(Element location data)
_ _ _ _
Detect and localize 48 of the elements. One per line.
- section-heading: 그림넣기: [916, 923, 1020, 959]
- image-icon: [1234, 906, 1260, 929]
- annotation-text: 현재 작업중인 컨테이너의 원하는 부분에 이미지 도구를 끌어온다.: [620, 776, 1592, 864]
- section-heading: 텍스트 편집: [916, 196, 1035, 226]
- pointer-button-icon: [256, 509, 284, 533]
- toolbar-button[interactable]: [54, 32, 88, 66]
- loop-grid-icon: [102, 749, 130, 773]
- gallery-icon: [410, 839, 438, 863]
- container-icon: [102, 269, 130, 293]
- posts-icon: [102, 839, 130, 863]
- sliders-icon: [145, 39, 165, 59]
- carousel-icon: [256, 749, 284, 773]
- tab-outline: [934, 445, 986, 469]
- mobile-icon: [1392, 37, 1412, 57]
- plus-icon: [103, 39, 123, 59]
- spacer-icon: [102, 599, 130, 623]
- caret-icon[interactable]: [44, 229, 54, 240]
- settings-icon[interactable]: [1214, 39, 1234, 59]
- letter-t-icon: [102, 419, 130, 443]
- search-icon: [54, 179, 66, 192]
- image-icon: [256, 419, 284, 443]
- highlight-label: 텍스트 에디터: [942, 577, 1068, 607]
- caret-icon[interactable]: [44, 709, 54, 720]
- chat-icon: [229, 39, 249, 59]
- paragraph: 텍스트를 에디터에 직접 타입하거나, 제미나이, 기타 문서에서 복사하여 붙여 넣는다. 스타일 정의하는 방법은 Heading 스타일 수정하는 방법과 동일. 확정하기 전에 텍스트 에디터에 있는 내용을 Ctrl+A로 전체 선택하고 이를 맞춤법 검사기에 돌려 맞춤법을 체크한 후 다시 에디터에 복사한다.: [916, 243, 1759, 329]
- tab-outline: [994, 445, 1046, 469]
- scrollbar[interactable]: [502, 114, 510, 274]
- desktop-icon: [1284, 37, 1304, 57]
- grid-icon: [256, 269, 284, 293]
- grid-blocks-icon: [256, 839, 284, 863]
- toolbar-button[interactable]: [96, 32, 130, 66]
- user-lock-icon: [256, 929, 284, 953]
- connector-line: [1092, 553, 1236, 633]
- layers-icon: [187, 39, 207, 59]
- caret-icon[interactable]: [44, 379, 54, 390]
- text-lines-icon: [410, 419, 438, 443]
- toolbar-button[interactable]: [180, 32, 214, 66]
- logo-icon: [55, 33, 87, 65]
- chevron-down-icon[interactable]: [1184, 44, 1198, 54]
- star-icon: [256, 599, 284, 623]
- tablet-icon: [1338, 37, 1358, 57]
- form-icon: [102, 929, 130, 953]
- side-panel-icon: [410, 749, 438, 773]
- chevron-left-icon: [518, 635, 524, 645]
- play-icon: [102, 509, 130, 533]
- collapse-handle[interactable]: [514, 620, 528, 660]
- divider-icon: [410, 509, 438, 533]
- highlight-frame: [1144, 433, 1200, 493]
_ _ _ _
_INSTRUCTIONS FOR THE TASK_
Copy out every line of the entries above, character for character, with no changes.

_OUTPUT_
Detect and localize 48 of the elements. One per line.
- section-heading: 그림넣기: [916, 923, 1020, 959]
- image-icon: [1234, 906, 1260, 929]
- annotation-text: 현재 작업중인 컨테이너의 원하는 부분에 이미지 도구를 끌어온다.: [620, 776, 1592, 864]
- section-heading: 텍스트 편집: [916, 196, 1035, 226]
- pointer-button-icon: [256, 509, 284, 533]
- toolbar-button[interactable]: [54, 32, 88, 66]
- loop-grid-icon: [102, 749, 130, 773]
- gallery-icon: [410, 839, 438, 863]
- container-icon: [102, 269, 130, 293]
- posts-icon: [102, 839, 130, 863]
- sliders-icon: [145, 39, 165, 59]
- carousel-icon: [256, 749, 284, 773]
- tab-outline: [934, 445, 986, 469]
- mobile-icon: [1392, 37, 1412, 57]
- plus-icon: [103, 39, 123, 59]
- spacer-icon: [102, 599, 130, 623]
- caret-icon[interactable]: [44, 229, 54, 240]
- settings-icon[interactable]: [1214, 39, 1234, 59]
- letter-t-icon: [102, 419, 130, 443]
- search-icon: [54, 179, 66, 192]
- image-icon: [256, 419, 284, 443]
- highlight-label: 텍스트 에디터: [942, 577, 1068, 607]
- caret-icon[interactable]: [44, 709, 54, 720]
- chat-icon: [229, 39, 249, 59]
- paragraph: 텍스트를 에디터에 직접 타입하거나, 제미나이, 기타 문서에서 복사하여 붙여 넣는다. 스타일 정의하는 방법은 Heading 스타일 수정하는 방법과 동일. 확정하기 전에 텍스트 에디터에 있는 내용을 Ctrl+A로 전체 선택하고 이를 맞춤법 검사기에 돌려 맞춤법을 체크한 후 다시 에디터에 복사한다.: [916, 243, 1759, 329]
- tab-outline: [994, 445, 1046, 469]
- scrollbar[interactable]: [502, 114, 510, 274]
- desktop-icon: [1284, 37, 1304, 57]
- grid-icon: [256, 269, 284, 293]
- grid-blocks-icon: [256, 839, 284, 863]
- toolbar-button[interactable]: [96, 32, 130, 66]
- user-lock-icon: [256, 929, 284, 953]
- connector-line: [1092, 553, 1236, 633]
- layers-icon: [187, 39, 207, 59]
- caret-icon[interactable]: [44, 379, 54, 390]
- text-lines-icon: [410, 419, 438, 443]
- toolbar-button[interactable]: [180, 32, 214, 66]
- logo-icon: [55, 33, 87, 65]
- chevron-down-icon[interactable]: [1184, 44, 1198, 54]
- star-icon: [256, 599, 284, 623]
- tablet-icon: [1338, 37, 1358, 57]
- form-icon: [102, 929, 130, 953]
- side-panel-icon: [410, 749, 438, 773]
- chevron-left-icon: [518, 635, 524, 645]
- play-icon: [102, 509, 130, 533]
- collapse-handle[interactable]: [514, 620, 528, 660]
- divider-icon: [410, 509, 438, 533]
- highlight-frame: [1144, 433, 1200, 493]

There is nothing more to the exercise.